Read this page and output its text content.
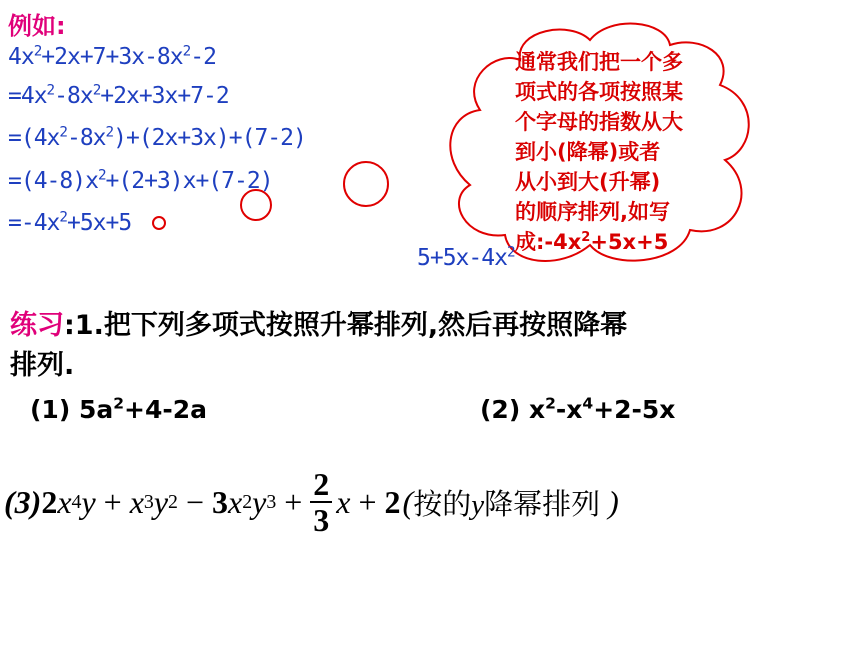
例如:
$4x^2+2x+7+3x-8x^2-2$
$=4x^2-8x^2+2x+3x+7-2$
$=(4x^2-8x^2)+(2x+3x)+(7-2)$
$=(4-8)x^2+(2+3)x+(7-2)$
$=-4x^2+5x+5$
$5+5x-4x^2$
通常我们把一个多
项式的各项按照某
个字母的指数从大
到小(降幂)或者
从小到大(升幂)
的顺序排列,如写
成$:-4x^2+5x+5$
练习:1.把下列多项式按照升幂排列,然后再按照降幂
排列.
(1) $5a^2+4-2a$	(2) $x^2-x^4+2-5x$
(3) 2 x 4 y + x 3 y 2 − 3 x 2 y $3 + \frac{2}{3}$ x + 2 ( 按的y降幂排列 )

——————————

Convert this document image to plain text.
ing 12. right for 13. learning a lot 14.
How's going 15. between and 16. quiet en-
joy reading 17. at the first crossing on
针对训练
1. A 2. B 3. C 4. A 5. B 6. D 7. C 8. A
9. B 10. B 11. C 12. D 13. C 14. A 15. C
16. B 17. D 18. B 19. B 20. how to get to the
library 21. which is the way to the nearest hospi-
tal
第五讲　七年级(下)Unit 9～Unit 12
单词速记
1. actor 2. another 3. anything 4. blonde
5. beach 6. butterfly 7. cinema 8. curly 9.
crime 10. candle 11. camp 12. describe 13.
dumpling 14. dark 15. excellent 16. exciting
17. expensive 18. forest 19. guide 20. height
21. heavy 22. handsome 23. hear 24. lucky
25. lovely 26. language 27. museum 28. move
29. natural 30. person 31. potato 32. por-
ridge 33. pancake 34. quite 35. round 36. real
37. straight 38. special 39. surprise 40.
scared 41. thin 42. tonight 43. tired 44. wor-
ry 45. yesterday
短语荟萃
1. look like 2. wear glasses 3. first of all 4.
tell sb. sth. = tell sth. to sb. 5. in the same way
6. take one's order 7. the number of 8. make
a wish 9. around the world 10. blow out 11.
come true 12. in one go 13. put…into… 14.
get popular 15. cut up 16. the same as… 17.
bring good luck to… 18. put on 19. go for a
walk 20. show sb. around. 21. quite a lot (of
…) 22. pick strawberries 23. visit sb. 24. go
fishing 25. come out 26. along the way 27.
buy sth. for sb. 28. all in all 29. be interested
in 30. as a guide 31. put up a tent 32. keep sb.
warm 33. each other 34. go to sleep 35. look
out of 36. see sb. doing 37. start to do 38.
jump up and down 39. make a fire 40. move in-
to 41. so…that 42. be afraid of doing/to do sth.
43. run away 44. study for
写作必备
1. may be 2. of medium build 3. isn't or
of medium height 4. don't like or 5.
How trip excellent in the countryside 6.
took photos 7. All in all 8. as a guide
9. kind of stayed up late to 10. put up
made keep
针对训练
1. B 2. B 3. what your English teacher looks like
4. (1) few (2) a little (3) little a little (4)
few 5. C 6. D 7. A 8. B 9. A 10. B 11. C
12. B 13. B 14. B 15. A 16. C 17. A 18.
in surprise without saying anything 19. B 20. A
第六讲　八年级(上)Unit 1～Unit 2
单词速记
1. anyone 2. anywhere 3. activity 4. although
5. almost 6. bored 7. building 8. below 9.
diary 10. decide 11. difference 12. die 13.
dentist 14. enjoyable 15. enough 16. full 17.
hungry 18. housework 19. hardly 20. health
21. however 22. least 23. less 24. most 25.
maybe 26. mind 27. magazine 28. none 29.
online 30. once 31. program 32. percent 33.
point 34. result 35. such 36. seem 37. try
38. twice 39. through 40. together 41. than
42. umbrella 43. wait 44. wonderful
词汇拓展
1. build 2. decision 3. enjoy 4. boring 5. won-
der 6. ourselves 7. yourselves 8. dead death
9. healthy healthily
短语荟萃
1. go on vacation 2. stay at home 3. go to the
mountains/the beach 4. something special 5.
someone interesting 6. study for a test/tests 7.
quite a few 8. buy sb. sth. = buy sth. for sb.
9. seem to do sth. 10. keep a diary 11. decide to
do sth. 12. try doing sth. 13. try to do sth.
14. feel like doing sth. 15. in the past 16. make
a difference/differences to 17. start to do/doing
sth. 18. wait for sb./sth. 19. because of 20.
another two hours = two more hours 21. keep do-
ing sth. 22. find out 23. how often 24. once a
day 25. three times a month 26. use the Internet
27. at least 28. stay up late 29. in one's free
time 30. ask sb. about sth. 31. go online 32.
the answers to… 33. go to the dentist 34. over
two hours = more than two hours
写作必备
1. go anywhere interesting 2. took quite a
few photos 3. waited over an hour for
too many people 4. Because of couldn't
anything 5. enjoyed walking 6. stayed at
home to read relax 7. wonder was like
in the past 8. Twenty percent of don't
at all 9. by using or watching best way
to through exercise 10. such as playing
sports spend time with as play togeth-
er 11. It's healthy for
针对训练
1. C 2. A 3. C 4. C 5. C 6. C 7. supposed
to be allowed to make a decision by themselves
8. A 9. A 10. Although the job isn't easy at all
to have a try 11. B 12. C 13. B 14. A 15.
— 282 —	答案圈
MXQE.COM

——————————

Look through the entries and work out how many lines have the word "such" in them; reply with that number only.

2